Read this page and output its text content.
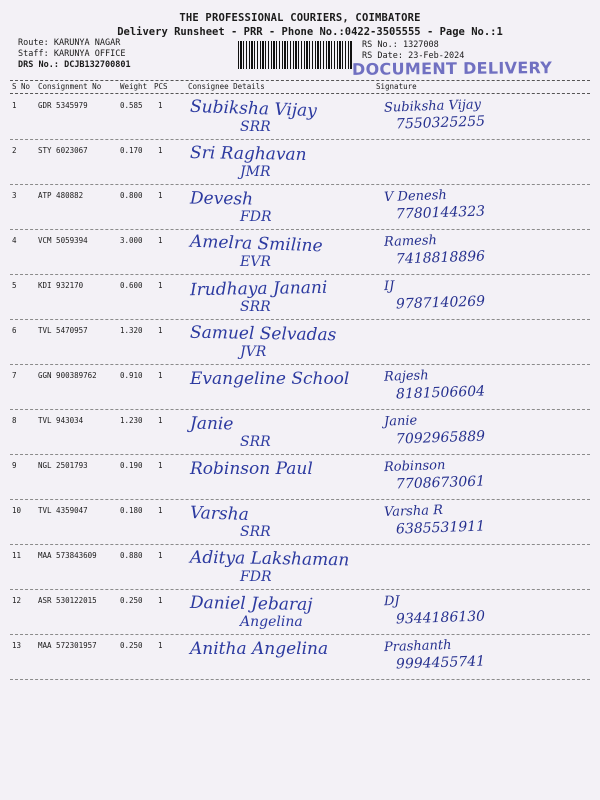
THE PROFESSIONAL COURIERS, COIMBATORE
Delivery Runsheet - PRR - Phone No.:0422-3505555 - Page No.:1
Route: KARUNYA NAGAR
Staff: KARUNYA OFFICE
DRS No.: DCJB132700801
RS No.: 1327008
RS Date: 23-Feb-2024
DOCUMENT DELIVERY
S No Consignment No	Weight PCS	Consignee Details	Signature
1	GDR 5345979	0.585 1 Subiksha Vijay
SRR
Subiksha Vijay
7550325255
2	STY 6023067	0.170 1 Sri Raghavan
JMR
3	ATP 480882	0.800 1 Devesh
FDR
V Denesh
7780144323
4	VCM 5059394	3.000 1 Amelra Smiline
EVR
Ramesh
7418818896
5	KDI 932170	0.600 1 Irudhaya Janani
SRR
IJ
9787140269
6	TVL 5470957	1.320 1 Samuel Selvadas
JVR
7	GGN 900389762	0.910 1 Evangeline School	Rajesh
8181506604
8	TVL 943034	1.230 1 Janie
SRR
Janie
7092965889
9	NGL 2501793	0.190 1 Robinson Paul	Robinson
7708673061
10 TVL 4359047	0.180 1 Varsha
SRR
Varsha R
6385531911
11 MAA 573843609	0.880 1 Aditya Lakshaman
FDR
12 ASR 530122015	0.250 1 Daniel Jebaraj
Angelina
DJ
9344186130
13 MAA 572301957	0.250 1 Anitha Angelina	Prashanth
9994455741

▶ **Your instructions**:
Look through the data and gather every line with the string "KARUNYA" in it.

▶ **Answer for the task**:
Route: KARUNYA NAGAR
Staff: KARUNYA OFFICE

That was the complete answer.